§ **Exercise details**
Whenever a line contains the string "jest", copy it out of the entries.

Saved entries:

+ + + +

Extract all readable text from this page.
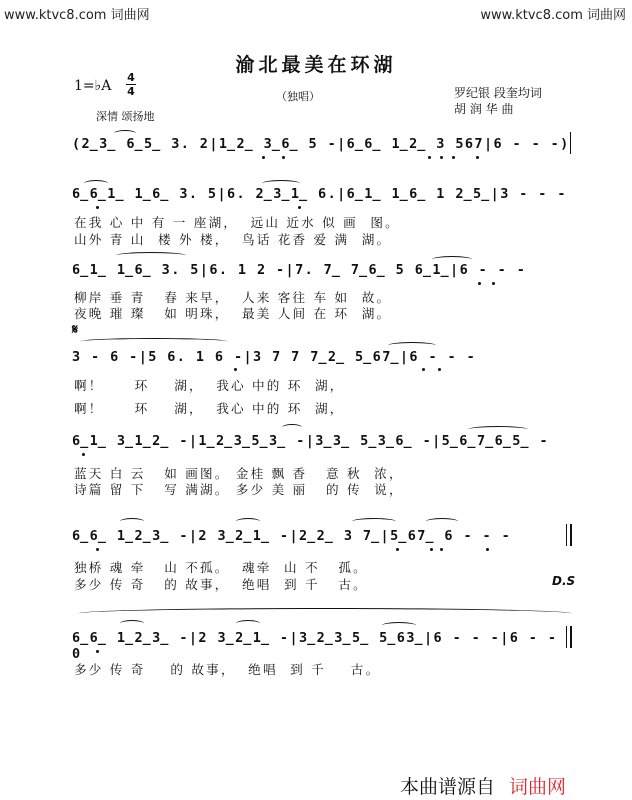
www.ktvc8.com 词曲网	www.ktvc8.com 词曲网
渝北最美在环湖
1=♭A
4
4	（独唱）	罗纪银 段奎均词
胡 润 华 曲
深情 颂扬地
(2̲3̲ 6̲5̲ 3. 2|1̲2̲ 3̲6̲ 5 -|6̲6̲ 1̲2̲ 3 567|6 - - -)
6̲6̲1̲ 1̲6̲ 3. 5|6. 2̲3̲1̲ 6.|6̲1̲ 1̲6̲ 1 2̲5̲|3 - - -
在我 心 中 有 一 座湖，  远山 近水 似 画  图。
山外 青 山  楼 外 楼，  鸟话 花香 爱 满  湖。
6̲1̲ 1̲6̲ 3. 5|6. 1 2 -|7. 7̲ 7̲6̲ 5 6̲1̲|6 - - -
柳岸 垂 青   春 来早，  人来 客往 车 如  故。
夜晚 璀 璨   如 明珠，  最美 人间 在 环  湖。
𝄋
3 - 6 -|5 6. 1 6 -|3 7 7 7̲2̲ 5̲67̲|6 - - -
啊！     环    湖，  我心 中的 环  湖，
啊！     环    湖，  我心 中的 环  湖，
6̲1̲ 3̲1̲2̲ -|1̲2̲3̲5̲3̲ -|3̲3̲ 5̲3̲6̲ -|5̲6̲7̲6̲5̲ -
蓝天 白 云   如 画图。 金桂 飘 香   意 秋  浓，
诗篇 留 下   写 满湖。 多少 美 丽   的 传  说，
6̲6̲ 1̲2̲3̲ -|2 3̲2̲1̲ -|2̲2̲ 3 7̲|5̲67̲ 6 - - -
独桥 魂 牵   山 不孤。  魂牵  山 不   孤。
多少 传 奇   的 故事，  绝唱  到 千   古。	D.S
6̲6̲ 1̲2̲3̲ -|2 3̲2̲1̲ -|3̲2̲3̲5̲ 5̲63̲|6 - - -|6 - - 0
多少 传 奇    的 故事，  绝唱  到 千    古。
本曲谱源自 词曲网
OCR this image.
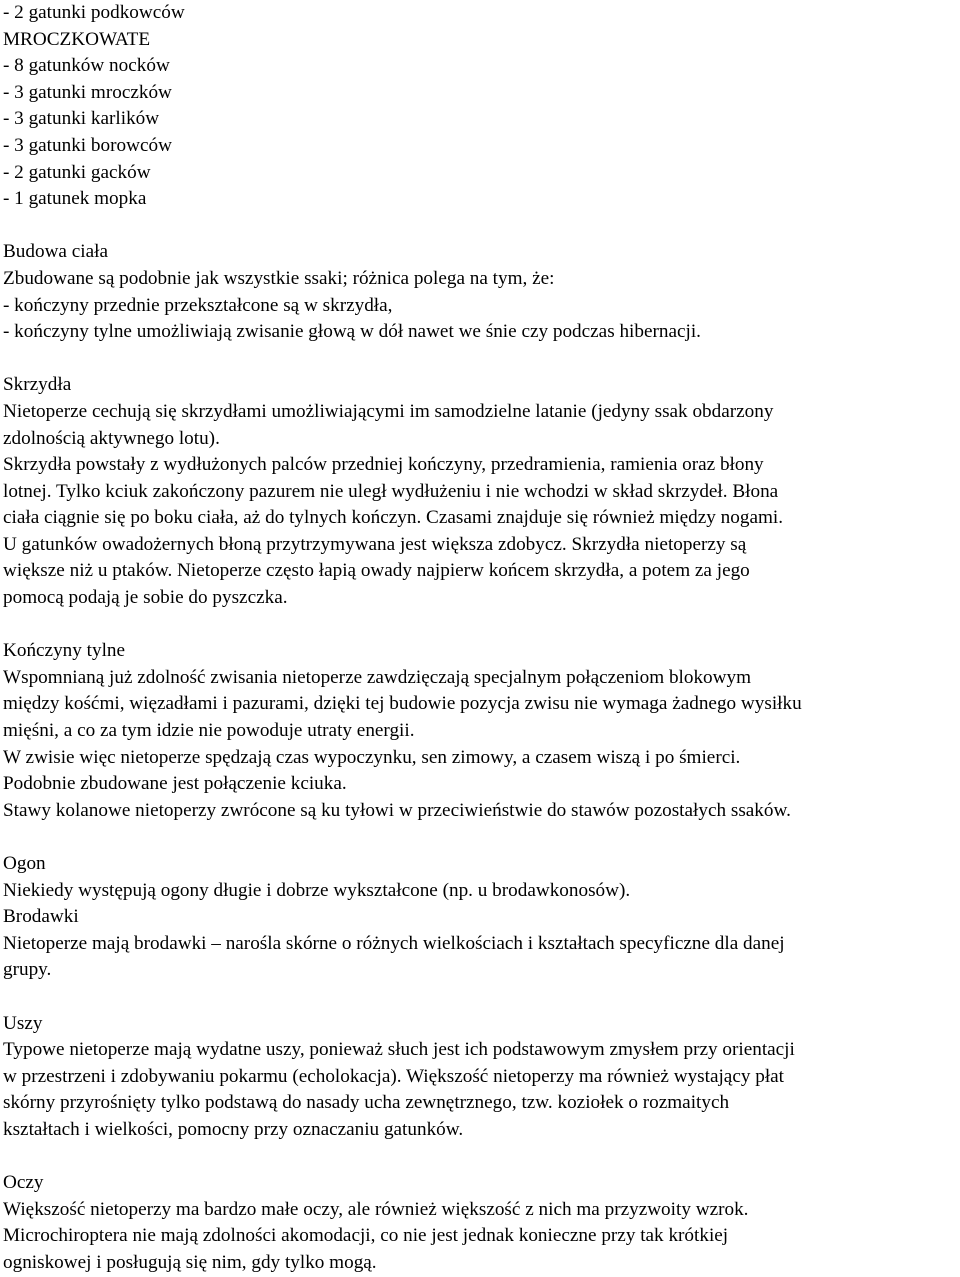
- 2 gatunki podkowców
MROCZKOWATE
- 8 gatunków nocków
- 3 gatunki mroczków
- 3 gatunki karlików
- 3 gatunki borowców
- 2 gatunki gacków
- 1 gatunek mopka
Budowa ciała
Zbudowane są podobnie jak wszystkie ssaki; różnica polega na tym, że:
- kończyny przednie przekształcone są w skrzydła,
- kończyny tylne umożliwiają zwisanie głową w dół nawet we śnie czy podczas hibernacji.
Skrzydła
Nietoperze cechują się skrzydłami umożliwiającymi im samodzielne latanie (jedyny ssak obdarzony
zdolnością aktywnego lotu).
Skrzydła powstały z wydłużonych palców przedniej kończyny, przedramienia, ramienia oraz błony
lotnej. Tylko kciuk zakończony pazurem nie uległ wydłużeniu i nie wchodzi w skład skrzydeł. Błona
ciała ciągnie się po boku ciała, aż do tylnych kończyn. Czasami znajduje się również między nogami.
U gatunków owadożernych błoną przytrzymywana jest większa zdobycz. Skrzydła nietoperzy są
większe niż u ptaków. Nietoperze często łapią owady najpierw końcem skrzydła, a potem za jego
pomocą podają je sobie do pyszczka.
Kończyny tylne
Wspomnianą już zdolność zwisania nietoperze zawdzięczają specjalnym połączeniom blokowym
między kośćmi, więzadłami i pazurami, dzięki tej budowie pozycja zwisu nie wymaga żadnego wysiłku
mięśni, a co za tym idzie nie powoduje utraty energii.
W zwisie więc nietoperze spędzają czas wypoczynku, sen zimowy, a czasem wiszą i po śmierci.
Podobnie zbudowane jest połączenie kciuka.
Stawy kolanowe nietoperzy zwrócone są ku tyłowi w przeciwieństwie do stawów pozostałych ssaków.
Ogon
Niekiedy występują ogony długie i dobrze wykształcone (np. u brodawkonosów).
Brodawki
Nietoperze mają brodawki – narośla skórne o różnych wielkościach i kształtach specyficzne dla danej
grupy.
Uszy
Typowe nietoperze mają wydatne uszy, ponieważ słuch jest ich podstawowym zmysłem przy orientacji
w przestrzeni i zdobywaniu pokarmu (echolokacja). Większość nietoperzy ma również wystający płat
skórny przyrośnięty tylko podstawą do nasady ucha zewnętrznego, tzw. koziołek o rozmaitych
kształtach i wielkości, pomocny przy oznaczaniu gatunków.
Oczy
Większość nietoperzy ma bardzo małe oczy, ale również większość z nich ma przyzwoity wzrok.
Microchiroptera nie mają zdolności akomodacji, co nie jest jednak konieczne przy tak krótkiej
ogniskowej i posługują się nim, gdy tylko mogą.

+ + + +

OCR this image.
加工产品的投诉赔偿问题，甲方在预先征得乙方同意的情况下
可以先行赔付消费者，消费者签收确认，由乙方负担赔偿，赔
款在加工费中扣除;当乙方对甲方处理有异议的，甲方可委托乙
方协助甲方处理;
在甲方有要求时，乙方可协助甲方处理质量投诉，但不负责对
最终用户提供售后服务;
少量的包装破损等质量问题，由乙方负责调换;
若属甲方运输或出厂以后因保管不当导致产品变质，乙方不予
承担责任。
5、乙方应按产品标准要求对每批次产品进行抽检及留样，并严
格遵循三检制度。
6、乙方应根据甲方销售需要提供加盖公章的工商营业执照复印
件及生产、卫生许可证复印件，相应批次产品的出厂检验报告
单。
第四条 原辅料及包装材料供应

+ + + +

§ **Solution to the problem**
U gatunków owadożernych błoną przytrzymywana jest większa zdobycz. Skrzydła nietoperzy są
Podobnie zbudowane jest połączenie kciuka.
Typowe nietoperze mają wydatne uszy, ponieważ słuch jest ich podstawowym zmysłem przy orientacji
Microchiroptera nie mają zdolności akomodacji, co nie jest jednak konieczne przy tak krótkiej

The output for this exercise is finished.